- THE PROBLEM
Find how many lines in the material hold the word "Hospitals", then state that number and nothing more.

- DATASET ENTRIES
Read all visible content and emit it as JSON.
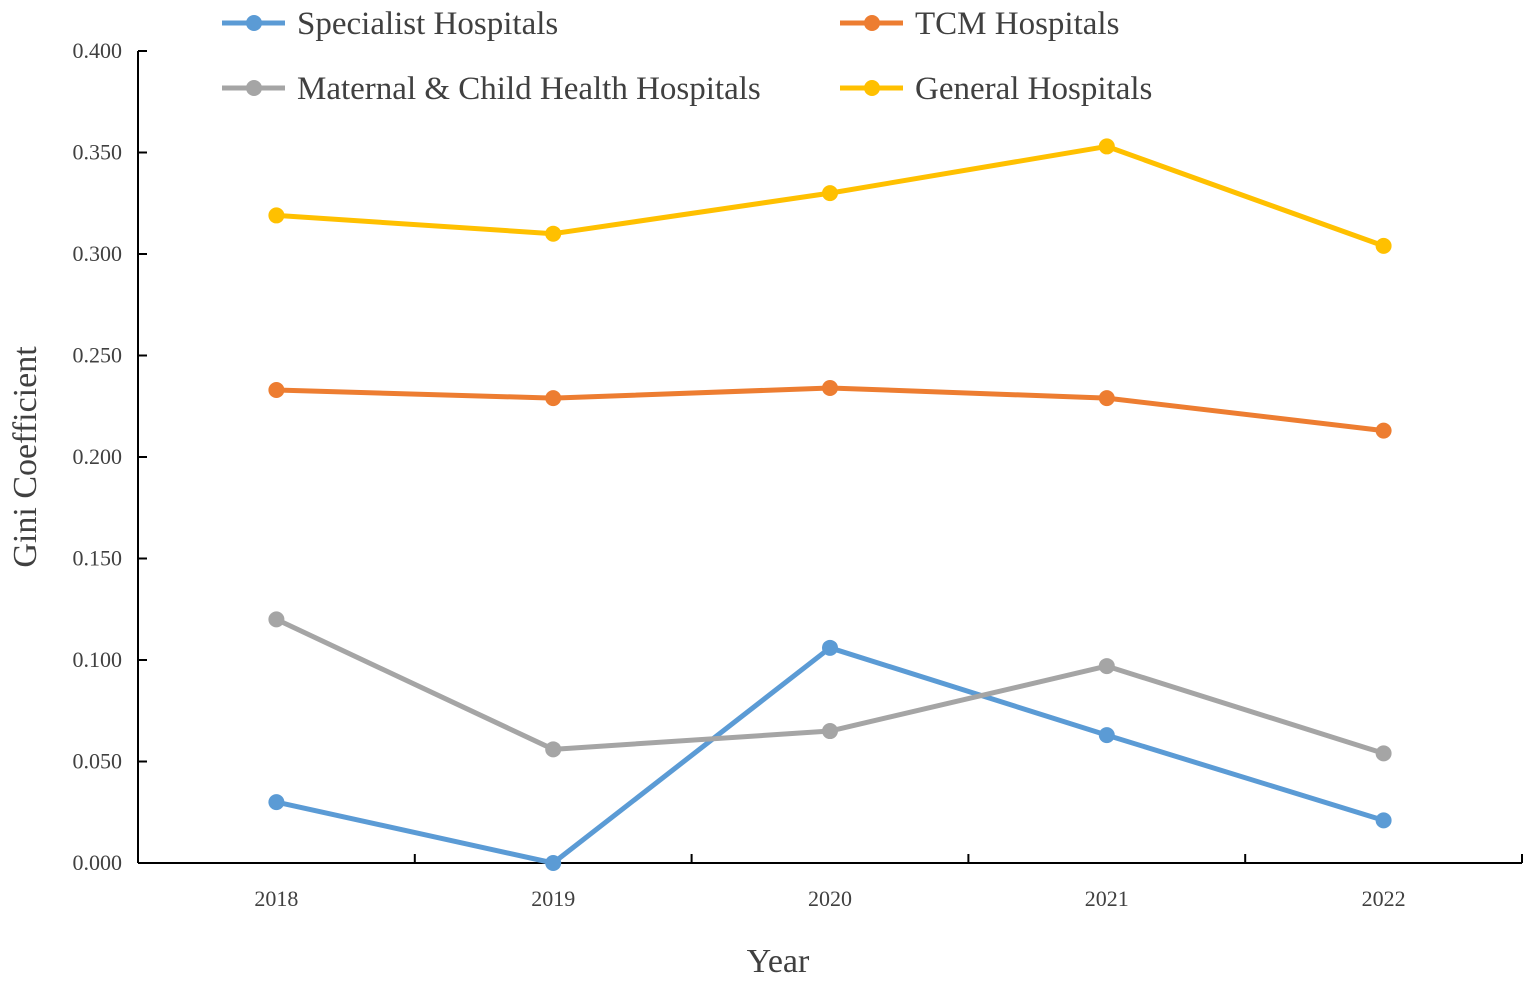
{
  "chart_data": {
    "type": "line",
    "title": "",
    "xlabel": "Year",
    "ylabel": "Gini Coefficient",
    "categories": [
      "2018",
      "2019",
      "2020",
      "2021",
      "2022"
    ],
    "ylim": [
      0,
      0.4
    ],
    "yticks": [
      "0.000",
      "0.050",
      "0.100",
      "0.150",
      "0.200",
      "0.250",
      "0.300",
      "0.350",
      "0.400"
    ],
    "grid": false,
    "legend_position": "top",
    "series": [
      {
        "name": "Specialist Hospitals",
        "color": "#5B9BD5",
        "values": [
          0.03,
          0.0,
          0.106,
          0.063,
          0.021
        ]
      },
      {
        "name": "TCM Hospitals",
        "color": "#ED7D31",
        "values": [
          0.233,
          0.229,
          0.234,
          0.229,
          0.213
        ]
      },
      {
        "name": "Maternal & Child Health Hospitals",
        "color": "#A5A5A5",
        "values": [
          0.12,
          0.056,
          0.065,
          0.097,
          0.054
        ]
      },
      {
        "name": "General Hospitals",
        "color": "#FFC000",
        "values": [
          0.319,
          0.31,
          0.33,
          0.353,
          0.304
        ]
      }
    ]
  }
}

- THE COMPLETED TASK
4